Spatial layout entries
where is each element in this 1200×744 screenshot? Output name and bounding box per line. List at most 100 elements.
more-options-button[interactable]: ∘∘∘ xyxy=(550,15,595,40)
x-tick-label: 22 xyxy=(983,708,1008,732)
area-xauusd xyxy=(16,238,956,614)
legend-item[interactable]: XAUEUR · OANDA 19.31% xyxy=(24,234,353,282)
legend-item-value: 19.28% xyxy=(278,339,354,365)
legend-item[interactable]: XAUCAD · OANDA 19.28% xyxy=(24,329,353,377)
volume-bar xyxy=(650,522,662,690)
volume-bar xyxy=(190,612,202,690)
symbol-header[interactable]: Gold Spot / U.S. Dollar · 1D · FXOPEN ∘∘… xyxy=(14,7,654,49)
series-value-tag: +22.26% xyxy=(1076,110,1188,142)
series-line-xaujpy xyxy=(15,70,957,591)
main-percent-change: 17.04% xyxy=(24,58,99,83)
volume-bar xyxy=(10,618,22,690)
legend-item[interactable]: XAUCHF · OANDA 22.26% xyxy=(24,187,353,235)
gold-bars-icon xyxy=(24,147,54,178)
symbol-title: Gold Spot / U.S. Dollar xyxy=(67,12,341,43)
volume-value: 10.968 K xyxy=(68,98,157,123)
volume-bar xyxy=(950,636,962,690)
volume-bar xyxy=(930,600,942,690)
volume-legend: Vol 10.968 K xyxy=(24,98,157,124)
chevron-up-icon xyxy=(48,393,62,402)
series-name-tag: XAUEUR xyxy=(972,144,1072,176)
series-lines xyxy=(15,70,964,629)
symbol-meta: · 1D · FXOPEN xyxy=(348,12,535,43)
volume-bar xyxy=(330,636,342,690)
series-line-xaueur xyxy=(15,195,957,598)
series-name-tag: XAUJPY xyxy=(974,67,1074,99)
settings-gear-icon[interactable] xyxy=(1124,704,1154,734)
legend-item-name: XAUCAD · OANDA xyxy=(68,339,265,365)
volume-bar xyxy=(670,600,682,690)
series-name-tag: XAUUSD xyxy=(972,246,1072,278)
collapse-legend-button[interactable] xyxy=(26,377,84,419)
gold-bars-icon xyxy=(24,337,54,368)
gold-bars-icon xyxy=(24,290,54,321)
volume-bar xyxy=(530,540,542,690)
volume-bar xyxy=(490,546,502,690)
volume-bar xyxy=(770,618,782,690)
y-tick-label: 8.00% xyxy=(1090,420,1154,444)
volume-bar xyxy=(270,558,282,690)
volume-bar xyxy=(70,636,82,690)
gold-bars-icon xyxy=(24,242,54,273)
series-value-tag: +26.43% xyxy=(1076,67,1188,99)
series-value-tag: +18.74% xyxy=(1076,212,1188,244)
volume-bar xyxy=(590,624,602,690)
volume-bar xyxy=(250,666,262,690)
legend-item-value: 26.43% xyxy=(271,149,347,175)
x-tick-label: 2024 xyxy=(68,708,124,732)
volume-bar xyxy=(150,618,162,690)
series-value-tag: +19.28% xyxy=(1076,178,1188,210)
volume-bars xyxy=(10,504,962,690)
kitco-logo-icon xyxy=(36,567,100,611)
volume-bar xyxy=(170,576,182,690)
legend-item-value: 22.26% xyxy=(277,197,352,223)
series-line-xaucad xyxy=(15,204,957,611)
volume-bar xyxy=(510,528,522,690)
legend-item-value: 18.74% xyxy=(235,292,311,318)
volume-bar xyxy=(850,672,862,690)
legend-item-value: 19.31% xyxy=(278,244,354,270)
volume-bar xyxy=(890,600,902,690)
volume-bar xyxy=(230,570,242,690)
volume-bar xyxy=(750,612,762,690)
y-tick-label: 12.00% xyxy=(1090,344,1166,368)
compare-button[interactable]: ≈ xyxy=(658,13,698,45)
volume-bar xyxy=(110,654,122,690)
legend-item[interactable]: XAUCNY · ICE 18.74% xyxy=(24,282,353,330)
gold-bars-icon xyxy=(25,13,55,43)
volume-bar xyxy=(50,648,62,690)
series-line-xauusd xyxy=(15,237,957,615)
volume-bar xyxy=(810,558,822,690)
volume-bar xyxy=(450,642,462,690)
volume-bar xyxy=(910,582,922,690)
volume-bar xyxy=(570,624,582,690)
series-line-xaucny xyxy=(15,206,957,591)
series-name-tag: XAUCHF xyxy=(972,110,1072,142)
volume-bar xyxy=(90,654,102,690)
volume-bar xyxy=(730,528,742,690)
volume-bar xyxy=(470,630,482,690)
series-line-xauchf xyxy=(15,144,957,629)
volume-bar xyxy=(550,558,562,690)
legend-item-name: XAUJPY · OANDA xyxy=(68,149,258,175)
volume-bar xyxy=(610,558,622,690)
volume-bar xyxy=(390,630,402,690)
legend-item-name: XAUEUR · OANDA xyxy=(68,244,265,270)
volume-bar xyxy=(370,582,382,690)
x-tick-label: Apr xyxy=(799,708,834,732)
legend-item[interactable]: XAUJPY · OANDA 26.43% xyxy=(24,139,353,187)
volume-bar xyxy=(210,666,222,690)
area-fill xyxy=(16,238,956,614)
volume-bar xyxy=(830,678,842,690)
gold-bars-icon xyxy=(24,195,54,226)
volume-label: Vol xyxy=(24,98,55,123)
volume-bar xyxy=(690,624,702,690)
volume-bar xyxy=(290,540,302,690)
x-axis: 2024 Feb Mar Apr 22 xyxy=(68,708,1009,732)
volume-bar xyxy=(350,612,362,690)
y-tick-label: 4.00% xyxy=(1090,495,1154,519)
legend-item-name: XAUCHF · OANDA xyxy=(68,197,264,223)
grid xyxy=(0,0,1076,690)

## SET EXERCISE
Report every line of the items that contains the word "Dollar".

## WRITTEN RESPONSE
symbol-header[interactable]: Gold Spot / U.S. Dollar · 1D · FXOPEN ∘∘… xyxy=(14,7,654,49)
symbol-title: Gold Spot / U.S. Dollar xyxy=(67,12,341,43)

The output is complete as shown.